• What the task requires:
Set down the records once more, please, exactly and with the pictures left out.

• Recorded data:
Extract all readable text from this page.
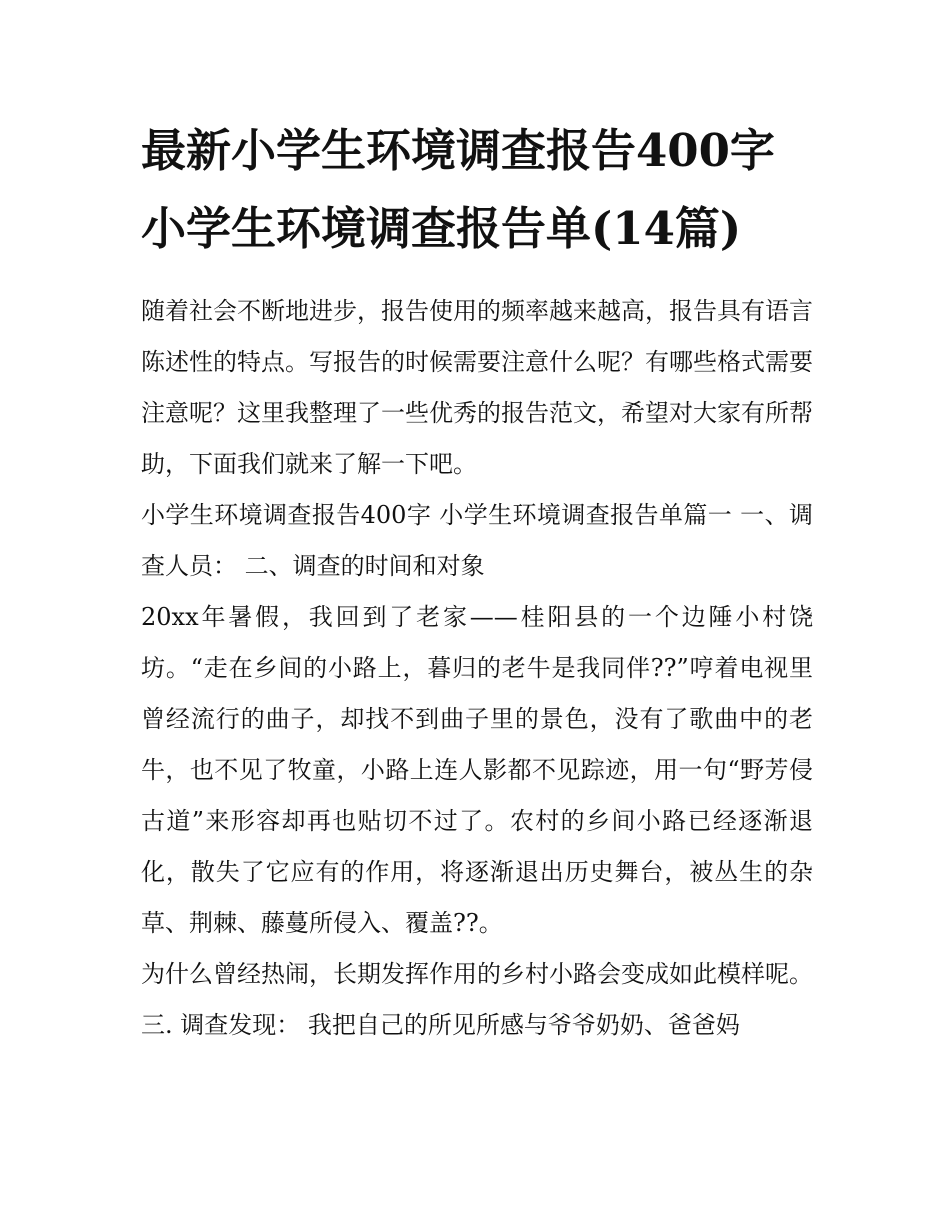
最新小学生环境调查报告400字 小学生环境调查报告单(14篇)

随着社会不断地进步，报告使用的频率越来越高，报告具有语言陈述性的特点。写报告的时候需要注意什么呢？有哪些格式需要注意呢？这里我整理了一些优秀的报告范文，希望对大家有所帮助，下面我们就来了解一下吧。

小学生环境调查报告400字 小学生环境调查报告单篇一 一、调查人员： 二、调查的时间和对象

20xx年暑假，我回到了老家——桂阳县的一个边陲小村饶坊。“走在乡间的小路上，暮归的老牛是我同伴??”哼着电视里曾经流行的曲子，却找不到曲子里的景色，没有了歌曲中的老牛，也不见了牧童，小路上连人影都不见踪迹，用一句“野芳侵古道”来形容却再也贴切不过了。农村的乡间小路已经逐渐退化，散失了它应有的作用，将逐渐退出历史舞台，被丛生的杂草、荆棘、藤蔓所侵入、覆盖??。

为什么曾经热闹，长期发挥作用的乡村小路会变成如此模样呢。 三. 调查发现： 我把自己的所见所感与爷爷奶奶、爸爸妈
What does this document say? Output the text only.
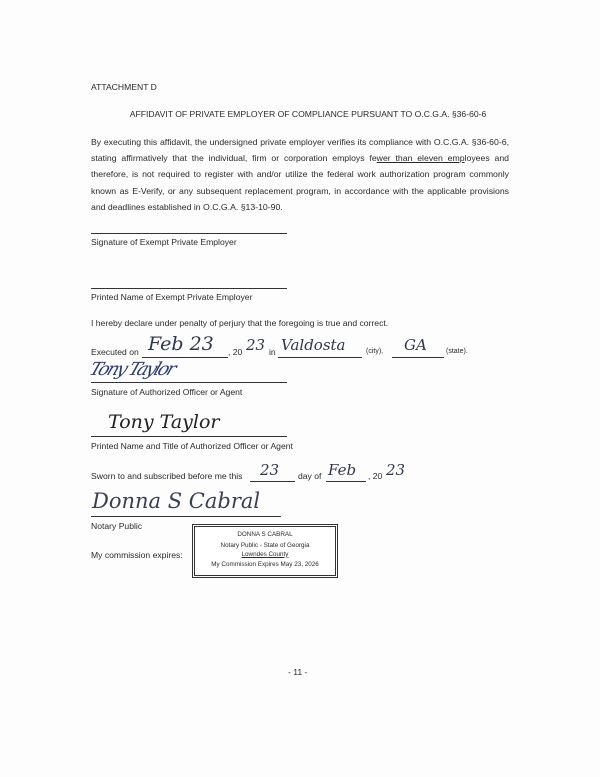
ATTACHMENT D
AFFIDAVIT OF PRIVATE EMPLOYER OF COMPLIANCE PURSUANT TO O.C.G.A. §36-60-6
By executing this affidavit, the undersigned private employer verifies its compliance with O.C.G.A. §36-60-6, stating affirmatively that the individual, firm or corporation employs fewer than eleven employees and therefore, is not required to register with and/or utilize the federal work authorization program commonly known as E-Verify, or any subsequent replacement program, in accordance with the applicable provisions and deadlines established in O.C.G.A. §13-10-90.
Signature of Exempt Private Employer
Printed Name of Exempt Private Employer
I hereby declare under penalty of perjury that the foregoing is true and correct.
Executed on Feb 23 , 20 23 in Valdosta	(city), GA	(state).
Tony Taylor
Signature of Authorized Officer or Agent
Tony Taylor
Printed Name and Title of Authorized Officer or Agent
Sworn to and subscribed before me this 23 day of Feb , 20 23
Donna S Cabral
Notary Public
My commission expires:
DONNA S CABRAL
Notary Public - State of Georgia
Lowndes County
My Commission Expires May 23, 2026
- 11 -
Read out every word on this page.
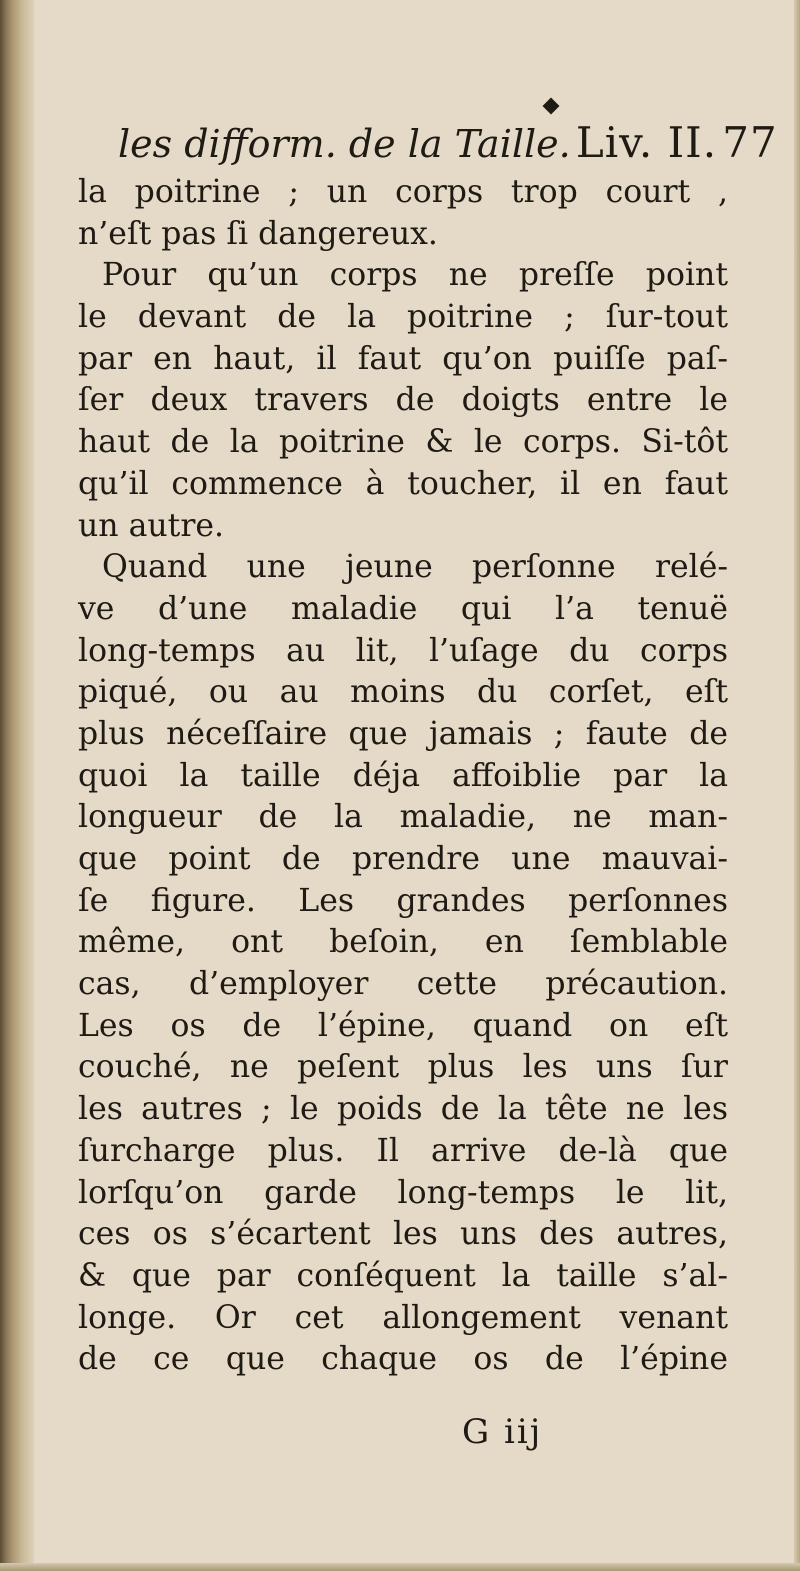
les difform. de la Taille. Liv. II. 77
la poitrine ; un corps trop court ,
n’eſt pas ſi dangereux.
Pour qu’un corps ne preſſe point
le devant de la poitrine ; ſur-tout
par en haut, il faut qu’on puiſſe paſ-
ſer deux travers de doigts entre le
haut de la poitrine & le corps. Si-tôt
qu’il commence à toucher, il en faut
un autre.
Quand une jeune perſonne relé-
ve d’une maladie qui l’a tenuë
long-temps au lit, l’uſage du corps
piqué, ou au moins du corſet, eſt
plus néceſſaire que jamais ; faute de
quoi la taille déja affoiblie par la
longueur de la maladie, ne man-
que point de prendre une mauvai-
ſe figure. Les grandes perſonnes
même, ont beſoin, en ſemblable
cas, d’employer cette précaution.
Les os de l’épine, quand on eſt
couché, ne peſent plus les uns ſur
les autres ; le poids de la tête ne les
ſurcharge plus. Il arrive de-là que
lorſqu’on garde long-temps le lit,
ces os s’écartent les uns des autres,
& que par conſéquent la taille s’al-
longe. Or cet allongement venant
de ce que chaque os de l’épine
G iij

• Response below:
Extract all readable text from this page.
最新小学生环境调查报告400字 小学生环境调查报告单(14篇)

随着社会不断地进步，报告使用的频率越来越高，报告具有语言陈述性的特点。写报告的时候需要注意什么呢？有哪些格式需要注意呢？这里我整理了一些优秀的报告范文，希望对大家有所帮助，下面我们就来了解一下吧。

小学生环境调查报告400字 小学生环境调查报告单篇一 一、调查人员： 二、调查的时间和对象

20xx年暑假，我回到了老家——桂阳县的一个边陲小村饶坊。“走在乡间的小路上，暮归的老牛是我同伴??”哼着电视里曾经流行的曲子，却找不到曲子里的景色，没有了歌曲中的老牛，也不见了牧童，小路上连人影都不见踪迹，用一句“野芳侵古道”来形容却再也贴切不过了。农村的乡间小路已经逐渐退化，散失了它应有的作用，将逐渐退出历史舞台，被丛生的杂草、荆棘、藤蔓所侵入、覆盖??。

为什么曾经热闹，长期发挥作用的乡村小路会变成如此模样呢。 三. 调查发现： 我把自己的所见所感与爷爷奶奶、爸爸妈
What does this document say? Output the text only.
ATTACHMENT D
AFFIDAVIT OF PRIVATE EMPLOYER OF COMPLIANCE PURSUANT TO O.C.G.A. §36-60-6
By executing this affidavit, the undersigned private employer verifies its compliance with O.C.G.A. §36-60-6, stating affirmatively that the individual, firm or corporation employs fewer than eleven employees and therefore, is not required to register with and/or utilize the federal work authorization program commonly known as E-Verify, or any subsequent replacement program, in accordance with the applicable provisions and deadlines established in O.C.G.A. §13-10-90.
Signature of Exempt Private Employer
Printed Name of Exempt Private Employer
I hereby declare under penalty of perjury that the foregoing is true and correct.
Executed on Feb 23 , 20 23 in Valdosta	(city), GA	(state).
Tony Taylor
Signature of Authorized Officer or Agent
Tony Taylor
Printed Name and Title of Authorized Officer or Agent
Sworn to and subscribed before me this 23 day of Feb , 20 23
Donna S Cabral
Notary Public
My commission expires:
DONNA S CABRAL
Notary Public - State of Georgia
Lowndes County
My Commission Expires May 23, 2026
- 11 -
Read out every word on this page.
les difform. de la Taille. Liv. II. 77
la poitrine ; un corps trop court ,
n’eſt pas ſi dangereux.
Pour qu’un corps ne preſſe point
le devant de la poitrine ; ſur-tout
par en haut, il faut qu’on puiſſe paſ-
ſer deux travers de doigts entre le
haut de la poitrine & le corps. Si-tôt
qu’il commence à toucher, il en faut
un autre.
Quand une jeune perſonne relé-
ve d’une maladie qui l’a tenuë
long-temps au lit, l’uſage du corps
piqué, ou au moins du corſet, eſt
plus néceſſaire que jamais ; faute de
quoi la taille déja affoiblie par la
longueur de la maladie, ne man-
que point de prendre une mauvai-
ſe figure. Les grandes perſonnes
même, ont beſoin, en ſemblable
cas, d’employer cette précaution.
Les os de l’épine, quand on eſt
couché, ne peſent plus les uns ſur
les autres ; le poids de la tête ne les
ſurcharge plus. Il arrive de-là que
lorſqu’on garde long-temps le lit,
ces os s’écartent les uns des autres,
& que par conſéquent la taille s’al-
longe. Or cet allongement venant
de ce que chaque os de l’épine
G iij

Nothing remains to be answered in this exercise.